Your task:
Gather every line of the entries that includes the word "from".

Records for this exercise:
>> begin
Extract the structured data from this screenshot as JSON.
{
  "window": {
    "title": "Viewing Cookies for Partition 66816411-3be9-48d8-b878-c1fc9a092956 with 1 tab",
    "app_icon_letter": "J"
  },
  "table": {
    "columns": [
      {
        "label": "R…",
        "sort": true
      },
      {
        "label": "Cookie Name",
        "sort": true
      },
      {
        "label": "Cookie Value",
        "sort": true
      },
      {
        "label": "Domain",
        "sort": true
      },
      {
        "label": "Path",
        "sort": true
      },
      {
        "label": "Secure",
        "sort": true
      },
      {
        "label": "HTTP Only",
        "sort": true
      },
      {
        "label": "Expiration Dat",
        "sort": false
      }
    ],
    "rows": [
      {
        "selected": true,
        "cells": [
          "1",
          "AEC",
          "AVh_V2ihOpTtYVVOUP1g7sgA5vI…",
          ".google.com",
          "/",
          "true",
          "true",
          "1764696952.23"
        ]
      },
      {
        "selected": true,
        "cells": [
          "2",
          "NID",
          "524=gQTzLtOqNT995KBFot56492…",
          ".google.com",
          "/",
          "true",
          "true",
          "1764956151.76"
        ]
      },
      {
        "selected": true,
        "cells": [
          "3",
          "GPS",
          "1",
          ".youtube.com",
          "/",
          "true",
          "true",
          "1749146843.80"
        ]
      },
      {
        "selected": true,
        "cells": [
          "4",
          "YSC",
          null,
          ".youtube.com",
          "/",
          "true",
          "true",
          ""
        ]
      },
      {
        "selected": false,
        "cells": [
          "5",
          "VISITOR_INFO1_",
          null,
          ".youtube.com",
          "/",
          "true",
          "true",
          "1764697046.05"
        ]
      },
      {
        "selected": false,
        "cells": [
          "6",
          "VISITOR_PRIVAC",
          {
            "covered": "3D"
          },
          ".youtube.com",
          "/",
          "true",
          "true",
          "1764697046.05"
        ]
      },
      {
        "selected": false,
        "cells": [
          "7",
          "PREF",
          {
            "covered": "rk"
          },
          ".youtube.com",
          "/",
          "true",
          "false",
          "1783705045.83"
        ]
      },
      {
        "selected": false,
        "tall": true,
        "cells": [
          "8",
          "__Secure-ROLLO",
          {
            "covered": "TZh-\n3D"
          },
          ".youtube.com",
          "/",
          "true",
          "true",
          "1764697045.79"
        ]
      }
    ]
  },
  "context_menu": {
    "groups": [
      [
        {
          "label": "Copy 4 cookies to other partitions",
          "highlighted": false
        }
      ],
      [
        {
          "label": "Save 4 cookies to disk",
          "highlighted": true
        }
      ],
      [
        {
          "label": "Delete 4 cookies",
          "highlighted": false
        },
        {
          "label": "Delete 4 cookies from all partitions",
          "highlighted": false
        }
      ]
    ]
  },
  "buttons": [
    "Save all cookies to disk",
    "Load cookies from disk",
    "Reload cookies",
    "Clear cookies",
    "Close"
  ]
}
>> end
Right answer:
Extract the structured data from this screenshot as JSON.
          "label": "Delete 4 cookies from all partitions",
    "Load cookies from disk",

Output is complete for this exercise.